WRITTEN EXERCISE - Rewrite the part of the text about the Moth album that begins at the words "Critical reception" and ends after "for January 2016.", with "favorable" swapped for "positive".

— Start of EXTRACTED TEXT —

Moth is the third and final full-length album by American indie band Chairlift, released in the United States via Columbia Records on January 22, 2016. The album art was created by NYC visual artist Rebecca Bird.

Critical reception

Before being released, Consequence of Sound, Pitchfork, Stereogum, and Billboard included Moth in their lists of most anticipated albums of 2016, and it has received generally favorable reviews. Brooklyn Magazine named the album its "Album of the Month" for January 2016.

Moth received mostly positive reviews from contemporary music critics. At Metacritic, which assigns a normalized rating out of 100 to reviews from mainstream critics, the album received an average score of 73, based on 21 reviews,which indicates "generally favorable reviews". Writing for Allmusic, Tim Sendra characterized Moth as "an album that amplifies the pop aspects of Something and blows it out into a sometimes brilliant listening experience." In a positive review for Exclaim!, Stephen Carlick wrote that "with Moth, Chairlift make a strong claim to being one of pop music's best songwriting teams, with the production and vocal chops to bring their compositions fully and vibrantly to life." Rolling Stone praised the album as "a record where love, music and love for music come together beautifully."

— End of EXTRACTED TEXT —
— Start of DATASET EXCERPTS —

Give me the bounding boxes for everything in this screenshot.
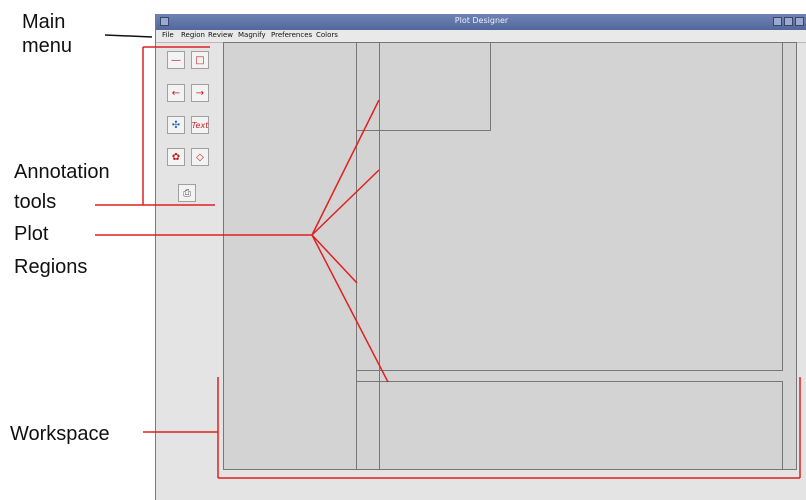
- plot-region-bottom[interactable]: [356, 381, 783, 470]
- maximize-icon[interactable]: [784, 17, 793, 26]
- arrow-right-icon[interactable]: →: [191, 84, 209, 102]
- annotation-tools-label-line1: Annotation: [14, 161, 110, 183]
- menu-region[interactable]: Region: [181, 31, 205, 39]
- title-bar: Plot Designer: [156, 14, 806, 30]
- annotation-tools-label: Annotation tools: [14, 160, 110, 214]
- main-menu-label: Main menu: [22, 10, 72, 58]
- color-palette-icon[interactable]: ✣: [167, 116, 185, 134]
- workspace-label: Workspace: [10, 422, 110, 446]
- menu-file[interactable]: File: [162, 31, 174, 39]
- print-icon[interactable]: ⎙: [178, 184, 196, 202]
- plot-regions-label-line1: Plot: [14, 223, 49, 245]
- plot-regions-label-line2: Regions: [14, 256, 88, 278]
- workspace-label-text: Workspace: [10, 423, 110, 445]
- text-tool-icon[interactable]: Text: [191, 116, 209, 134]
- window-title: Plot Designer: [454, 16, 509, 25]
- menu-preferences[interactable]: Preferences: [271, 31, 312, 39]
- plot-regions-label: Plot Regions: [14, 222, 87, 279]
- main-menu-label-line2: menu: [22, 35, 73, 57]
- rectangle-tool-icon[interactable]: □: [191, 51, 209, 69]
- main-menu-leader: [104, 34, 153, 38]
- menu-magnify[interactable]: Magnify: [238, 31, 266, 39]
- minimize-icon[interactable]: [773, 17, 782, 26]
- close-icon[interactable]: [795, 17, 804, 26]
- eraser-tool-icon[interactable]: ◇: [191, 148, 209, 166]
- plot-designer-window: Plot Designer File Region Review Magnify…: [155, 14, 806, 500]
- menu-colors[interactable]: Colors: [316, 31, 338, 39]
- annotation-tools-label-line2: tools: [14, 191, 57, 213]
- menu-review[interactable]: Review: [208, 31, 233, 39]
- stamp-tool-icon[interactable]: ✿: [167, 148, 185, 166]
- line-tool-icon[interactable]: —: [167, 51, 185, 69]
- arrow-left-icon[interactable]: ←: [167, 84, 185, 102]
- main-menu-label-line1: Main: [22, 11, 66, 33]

— End of DATASET EXCERPTS —

CORRECT RESPONSE -
Critical reception

Before being released, Consequence of Sound, Pitchfork, Stereogum, and Billboard included Moth in their lists of most anticipated albums of 2016, and it has received generally positive reviews. Brooklyn Magazine named the album its "Album of the Month" for January 2016.